*** Data in this exercise ***

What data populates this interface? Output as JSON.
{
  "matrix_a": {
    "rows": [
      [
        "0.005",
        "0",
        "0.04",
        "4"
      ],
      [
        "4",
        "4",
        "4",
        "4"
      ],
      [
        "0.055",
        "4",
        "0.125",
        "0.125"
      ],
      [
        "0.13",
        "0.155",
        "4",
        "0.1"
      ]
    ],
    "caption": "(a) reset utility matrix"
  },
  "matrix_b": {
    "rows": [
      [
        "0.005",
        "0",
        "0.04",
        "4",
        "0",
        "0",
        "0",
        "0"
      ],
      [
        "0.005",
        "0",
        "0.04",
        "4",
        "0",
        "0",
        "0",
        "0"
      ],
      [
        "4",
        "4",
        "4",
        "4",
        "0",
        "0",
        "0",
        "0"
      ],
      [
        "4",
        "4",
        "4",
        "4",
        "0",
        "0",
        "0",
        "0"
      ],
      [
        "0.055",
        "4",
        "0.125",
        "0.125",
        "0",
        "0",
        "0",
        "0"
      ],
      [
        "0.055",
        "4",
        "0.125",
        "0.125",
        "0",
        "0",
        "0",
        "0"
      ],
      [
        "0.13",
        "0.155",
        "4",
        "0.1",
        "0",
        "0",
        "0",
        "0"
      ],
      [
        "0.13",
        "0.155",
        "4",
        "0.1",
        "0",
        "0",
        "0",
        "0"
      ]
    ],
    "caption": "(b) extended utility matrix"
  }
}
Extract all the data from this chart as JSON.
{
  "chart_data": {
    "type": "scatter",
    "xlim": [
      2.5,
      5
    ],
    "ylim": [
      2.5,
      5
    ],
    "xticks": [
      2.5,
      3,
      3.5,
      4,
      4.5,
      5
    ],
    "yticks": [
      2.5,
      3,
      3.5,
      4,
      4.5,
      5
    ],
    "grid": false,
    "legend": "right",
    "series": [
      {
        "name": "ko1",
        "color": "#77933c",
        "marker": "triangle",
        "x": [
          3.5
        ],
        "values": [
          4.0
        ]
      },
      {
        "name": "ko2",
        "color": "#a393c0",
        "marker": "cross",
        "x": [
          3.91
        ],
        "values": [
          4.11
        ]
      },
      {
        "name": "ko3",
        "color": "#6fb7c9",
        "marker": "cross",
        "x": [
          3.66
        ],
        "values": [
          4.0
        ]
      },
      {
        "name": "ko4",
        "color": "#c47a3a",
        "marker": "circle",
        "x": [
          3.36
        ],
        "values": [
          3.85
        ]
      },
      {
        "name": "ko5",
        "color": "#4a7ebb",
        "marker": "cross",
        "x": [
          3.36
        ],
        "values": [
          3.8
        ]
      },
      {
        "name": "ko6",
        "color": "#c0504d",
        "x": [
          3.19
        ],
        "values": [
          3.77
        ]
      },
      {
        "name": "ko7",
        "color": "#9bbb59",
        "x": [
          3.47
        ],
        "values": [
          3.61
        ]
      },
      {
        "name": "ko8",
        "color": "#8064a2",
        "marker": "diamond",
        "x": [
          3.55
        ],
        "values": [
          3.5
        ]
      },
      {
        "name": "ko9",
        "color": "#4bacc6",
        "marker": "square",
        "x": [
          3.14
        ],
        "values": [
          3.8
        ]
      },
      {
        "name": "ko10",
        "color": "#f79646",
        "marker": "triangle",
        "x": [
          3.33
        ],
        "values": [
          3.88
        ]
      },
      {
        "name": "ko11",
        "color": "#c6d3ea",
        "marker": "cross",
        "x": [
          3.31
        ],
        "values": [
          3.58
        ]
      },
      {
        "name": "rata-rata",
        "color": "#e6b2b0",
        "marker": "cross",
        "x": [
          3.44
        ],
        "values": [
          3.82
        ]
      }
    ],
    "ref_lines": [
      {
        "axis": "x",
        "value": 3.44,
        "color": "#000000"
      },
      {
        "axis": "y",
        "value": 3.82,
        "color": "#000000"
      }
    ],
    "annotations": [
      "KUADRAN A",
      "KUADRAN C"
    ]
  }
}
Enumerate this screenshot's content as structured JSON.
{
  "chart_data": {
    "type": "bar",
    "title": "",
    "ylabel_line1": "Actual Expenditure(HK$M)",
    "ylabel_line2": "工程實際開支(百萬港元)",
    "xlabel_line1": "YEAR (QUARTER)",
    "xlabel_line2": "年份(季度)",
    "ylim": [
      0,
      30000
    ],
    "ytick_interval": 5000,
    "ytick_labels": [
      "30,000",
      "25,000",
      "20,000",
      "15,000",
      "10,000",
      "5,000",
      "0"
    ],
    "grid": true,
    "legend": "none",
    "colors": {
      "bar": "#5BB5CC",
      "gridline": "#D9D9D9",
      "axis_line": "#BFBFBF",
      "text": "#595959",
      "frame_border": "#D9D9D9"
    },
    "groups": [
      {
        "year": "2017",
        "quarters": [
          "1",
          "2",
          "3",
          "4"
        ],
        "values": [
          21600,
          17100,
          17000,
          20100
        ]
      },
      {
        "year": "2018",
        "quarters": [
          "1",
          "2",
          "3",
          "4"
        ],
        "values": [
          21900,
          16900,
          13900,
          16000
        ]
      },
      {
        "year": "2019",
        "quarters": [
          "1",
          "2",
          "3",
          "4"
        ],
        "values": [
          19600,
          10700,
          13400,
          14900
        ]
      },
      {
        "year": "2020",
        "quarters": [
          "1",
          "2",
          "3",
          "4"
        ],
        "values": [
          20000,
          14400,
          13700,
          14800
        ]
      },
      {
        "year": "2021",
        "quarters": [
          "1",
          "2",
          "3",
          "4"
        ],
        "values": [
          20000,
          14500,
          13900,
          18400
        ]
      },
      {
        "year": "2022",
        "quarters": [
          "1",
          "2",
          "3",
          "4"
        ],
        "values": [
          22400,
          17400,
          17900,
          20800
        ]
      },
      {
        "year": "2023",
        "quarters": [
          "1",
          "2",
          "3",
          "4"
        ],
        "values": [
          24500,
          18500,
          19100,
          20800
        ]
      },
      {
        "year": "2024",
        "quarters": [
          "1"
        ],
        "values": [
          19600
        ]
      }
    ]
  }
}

***

Every record shown above should be written out again exactly.

What data populates this interface? Output as JSON.
{
  "matrix_a": {
    "rows": [
      [
        "0.005",
        "0",
        "0.04",
        "4"
      ],
      [
        "4",
        "4",
        "4",
        "4"
      ],
      [
        "0.055",
        "4",
        "0.125",
        "0.125"
      ],
      [
        "0.13",
        "0.155",
        "4",
        "0.1"
      ]
    ],
    "caption": "(a) reset utility matrix"
  },
  "matrix_b": {
    "rows": [
      [
        "0.005",
        "0",
        "0.04",
        "4",
        "0",
        "0",
        "0",
        "0"
      ],
      [
        "0.005",
        "0",
        "0.04",
        "4",
        "0",
        "0",
        "0",
        "0"
      ],
      [
        "4",
        "4",
        "4",
        "4",
        "0",
        "0",
        "0",
        "0"
      ],
      [
        "4",
        "4",
        "4",
        "4",
        "0",
        "0",
        "0",
        "0"
      ],
      [
        "0.055",
        "4",
        "0.125",
        "0.125",
        "0",
        "0",
        "0",
        "0"
      ],
      [
        "0.055",
        "4",
        "0.125",
        "0.125",
        "0",
        "0",
        "0",
        "0"
      ],
      [
        "0.13",
        "0.155",
        "4",
        "0.1",
        "0",
        "0",
        "0",
        "0"
      ],
      [
        "0.13",
        "0.155",
        "4",
        "0.1",
        "0",
        "0",
        "0",
        "0"
      ]
    ],
    "caption": "(b) extended utility matrix"
  }
}
Extract all the data from this chart as JSON.
{
  "chart_data": {
    "type": "scatter",
    "xlim": [
      2.5,
      5
    ],
    "ylim": [
      2.5,
      5
    ],
    "xticks": [
      2.5,
      3,
      3.5,
      4,
      4.5,
      5
    ],
    "yticks": [
      2.5,
      3,
      3.5,
      4,
      4.5,
      5
    ],
    "grid": false,
    "legend": "right",
    "series": [
      {
        "name": "ko1",
        "color": "#77933c",
        "marker": "triangle",
        "x": [
          3.5
        ],
        "values": [
          4.0
        ]
      },
      {
        "name": "ko2",
        "color": "#a393c0",
        "marker": "cross",
        "x": [
          3.91
        ],
        "values": [
          4.11
        ]
      },
      {
        "name": "ko3",
        "color": "#6fb7c9",
        "marker": "cross",
        "x": [
          3.66
        ],
        "values": [
          4.0
        ]
      },
      {
        "name": "ko4",
        "color": "#c47a3a",
        "marker": "circle",
        "x": [
          3.36
        ],
        "values": [
          3.85
        ]
      },
      {
        "name": "ko5",
        "color": "#4a7ebb",
        "marker": "cross",
        "x": [
          3.36
        ],
        "values": [
          3.8
        ]
      },
      {
        "name": "ko6",
        "color": "#c0504d",
        "x": [
          3.19
        ],
        "values": [
          3.77
        ]
      },
      {
        "name": "ko7",
        "color": "#9bbb59",
        "x": [
          3.47
        ],
        "values": [
          3.61
        ]
      },
      {
        "name": "ko8",
        "color": "#8064a2",
        "marker": "diamond",
        "x": [
          3.55
        ],
        "values": [
          3.5
        ]
      },
      {
        "name": "ko9",
        "color": "#4bacc6",
        "marker": "square",
        "x": [
          3.14
        ],
        "values": [
          3.8
        ]
      },
      {
        "name": "ko10",
        "color": "#f79646",
        "marker": "triangle",
        "x": [
          3.33
        ],
        "values": [
          3.88
        ]
      },
      {
        "name": "ko11",
        "color": "#c6d3ea",
        "marker": "cross",
        "x": [
          3.31
        ],
        "values": [
          3.58
        ]
      },
      {
        "name": "rata-rata",
        "color": "#e6b2b0",
        "marker": "cross",
        "x": [
          3.44
        ],
        "values": [
          3.82
        ]
      }
    ],
    "ref_lines": [
      {
        "axis": "x",
        "value": 3.44,
        "color": "#000000"
      },
      {
        "axis": "y",
        "value": 3.82,
        "color": "#000000"
      }
    ],
    "annotations": [
      "KUADRAN A",
      "KUADRAN C"
    ]
  }
}
Enumerate this screenshot's content as structured JSON.
{
  "chart_data": {
    "type": "bar",
    "title": "",
    "ylabel_line1": "Actual Expenditure(HK$M)",
    "ylabel_line2": "工程實際開支(百萬港元)",
    "xlabel_line1": "YEAR (QUARTER)",
    "xlabel_line2": "年份(季度)",
    "ylim": [
      0,
      30000
    ],
    "ytick_interval": 5000,
    "ytick_labels": [
      "30,000",
      "25,000",
      "20,000",
      "15,000",
      "10,000",
      "5,000",
      "0"
    ],
    "grid": true,
    "legend": "none",
    "colors": {
      "bar": "#5BB5CC",
      "gridline": "#D9D9D9",
      "axis_line": "#BFBFBF",
      "text": "#595959",
      "frame_border": "#D9D9D9"
    },
    "groups": [
      {
        "year": "2017",
        "quarters": [
          "1",
          "2",
          "3",
          "4"
        ],
        "values": [
          21600,
          17100,
          17000,
          20100
        ]
      },
      {
        "year": "2018",
        "quarters": [
          "1",
          "2",
          "3",
          "4"
        ],
        "values": [
          21900,
          16900,
          13900,
          16000
        ]
      },
      {
        "year": "2019",
        "quarters": [
          "1",
          "2",
          "3",
          "4"
        ],
        "values": [
          19600,
          10700,
          13400,
          14900
        ]
      },
      {
        "year": "2020",
        "quarters": [
          "1",
          "2",
          "3",
          "4"
        ],
        "values": [
          20000,
          14400,
          13700,
          14800
        ]
      },
      {
        "year": "2021",
        "quarters": [
          "1",
          "2",
          "3",
          "4"
        ],
        "values": [
          20000,
          14500,
          13900,
          18400
        ]
      },
      {
        "year": "2022",
        "quarters": [
          "1",
          "2",
          "3",
          "4"
        ],
        "values": [
          22400,
          17400,
          17900,
          20800
        ]
      },
      {
        "year": "2023",
        "quarters": [
          "1",
          "2",
          "3",
          "4"
        ],
        "values": [
          24500,
          18500,
          19100,
          20800
        ]
      },
      {
        "year": "2024",
        "quarters": [
          "1"
        ],
        "values": [
          19600
        ]
      }
    ]
  }
}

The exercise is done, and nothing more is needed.